__Work instructions__
Each record needs to be echoed exactly; can you do that?
-- START Supplied information --
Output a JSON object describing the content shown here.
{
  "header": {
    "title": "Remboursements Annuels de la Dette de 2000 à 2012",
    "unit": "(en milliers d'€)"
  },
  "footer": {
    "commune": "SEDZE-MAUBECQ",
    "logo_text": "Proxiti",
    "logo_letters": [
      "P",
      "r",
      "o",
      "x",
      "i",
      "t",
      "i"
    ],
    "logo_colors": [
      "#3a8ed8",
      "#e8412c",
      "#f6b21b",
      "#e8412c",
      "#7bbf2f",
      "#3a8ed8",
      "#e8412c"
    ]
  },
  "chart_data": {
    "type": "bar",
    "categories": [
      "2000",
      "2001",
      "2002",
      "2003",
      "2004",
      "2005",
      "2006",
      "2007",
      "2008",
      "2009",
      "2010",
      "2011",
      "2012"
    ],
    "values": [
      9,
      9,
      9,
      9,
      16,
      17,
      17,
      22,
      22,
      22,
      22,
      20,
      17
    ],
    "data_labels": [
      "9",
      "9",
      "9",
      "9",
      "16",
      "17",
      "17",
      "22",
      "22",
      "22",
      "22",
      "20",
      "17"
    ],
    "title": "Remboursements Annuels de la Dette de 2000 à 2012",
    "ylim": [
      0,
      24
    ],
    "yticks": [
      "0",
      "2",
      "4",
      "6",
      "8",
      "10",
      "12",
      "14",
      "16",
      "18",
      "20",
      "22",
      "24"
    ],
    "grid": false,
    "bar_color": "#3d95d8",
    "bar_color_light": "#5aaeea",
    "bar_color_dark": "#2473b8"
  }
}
-- END Supplied information --
__Output for this task__
Output a JSON object describing the content shown here.
{
  "header": {
    "title": "Remboursements Annuels de la Dette de 2000 à 2012",
    "unit": "(en milliers d'€)"
  },
  "footer": {
    "commune": "SEDZE-MAUBECQ",
    "logo_text": "Proxiti",
    "logo_letters": [
      "P",
      "r",
      "o",
      "x",
      "i",
      "t",
      "i"
    ],
    "logo_colors": [
      "#3a8ed8",
      "#e8412c",
      "#f6b21b",
      "#e8412c",
      "#7bbf2f",
      "#3a8ed8",
      "#e8412c"
    ]
  },
  "chart_data": {
    "type": "bar",
    "categories": [
      "2000",
      "2001",
      "2002",
      "2003",
      "2004",
      "2005",
      "2006",
      "2007",
      "2008",
      "2009",
      "2010",
      "2011",
      "2012"
    ],
    "values": [
      9,
      9,
      9,
      9,
      16,
      17,
      17,
      22,
      22,
      22,
      22,
      20,
      17
    ],
    "data_labels": [
      "9",
      "9",
      "9",
      "9",
      "16",
      "17",
      "17",
      "22",
      "22",
      "22",
      "22",
      "20",
      "17"
    ],
    "title": "Remboursements Annuels de la Dette de 2000 à 2012",
    "ylim": [
      0,
      24
    ],
    "yticks": [
      "0",
      "2",
      "4",
      "6",
      "8",
      "10",
      "12",
      "14",
      "16",
      "18",
      "20",
      "22",
      "24"
    ],
    "grid": false,
    "bar_color": "#3d95d8",
    "bar_color_light": "#5aaeea",
    "bar_color_dark": "#2473b8"
  }
}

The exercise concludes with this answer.